## BEGIN Data supplied
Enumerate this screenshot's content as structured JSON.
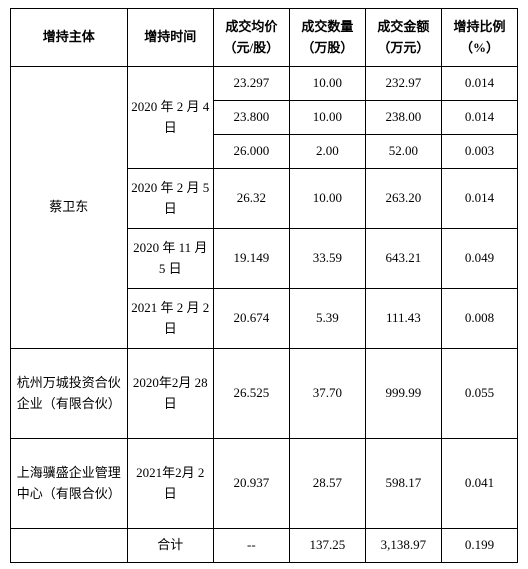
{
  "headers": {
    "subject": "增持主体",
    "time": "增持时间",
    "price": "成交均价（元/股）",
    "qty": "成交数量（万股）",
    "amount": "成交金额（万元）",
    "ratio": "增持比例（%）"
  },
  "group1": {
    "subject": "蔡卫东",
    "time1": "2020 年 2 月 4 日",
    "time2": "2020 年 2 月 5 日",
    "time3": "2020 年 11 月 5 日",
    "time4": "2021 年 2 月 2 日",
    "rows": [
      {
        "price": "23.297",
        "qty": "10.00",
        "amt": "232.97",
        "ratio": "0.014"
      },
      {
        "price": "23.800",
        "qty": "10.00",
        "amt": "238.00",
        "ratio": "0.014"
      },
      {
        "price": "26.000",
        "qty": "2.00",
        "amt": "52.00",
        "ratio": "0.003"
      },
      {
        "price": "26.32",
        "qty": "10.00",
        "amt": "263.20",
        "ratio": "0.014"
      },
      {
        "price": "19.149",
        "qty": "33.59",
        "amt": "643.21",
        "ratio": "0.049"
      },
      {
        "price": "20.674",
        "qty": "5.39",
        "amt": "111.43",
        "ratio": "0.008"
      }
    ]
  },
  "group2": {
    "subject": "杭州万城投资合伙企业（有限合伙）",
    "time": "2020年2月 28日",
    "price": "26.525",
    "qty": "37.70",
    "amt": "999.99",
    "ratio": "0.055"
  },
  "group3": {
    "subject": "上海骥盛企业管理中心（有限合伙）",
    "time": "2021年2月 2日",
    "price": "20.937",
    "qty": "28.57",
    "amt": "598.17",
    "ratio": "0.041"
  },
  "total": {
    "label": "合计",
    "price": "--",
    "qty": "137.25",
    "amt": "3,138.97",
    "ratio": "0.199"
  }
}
## END Data supplied
**Directions for this task:**
List every line above that holds the word "ratio".

**Answer in full:**
    "ratio": "增持比例（%）"
        "ratio": "0.014"
        "ratio": "0.014"
        "ratio": "0.003"
        "ratio": "0.014"
        "ratio": "0.049"
        "ratio": "0.008"
    "ratio": "0.055"
    "ratio": "0.041"
    "ratio": "0.199"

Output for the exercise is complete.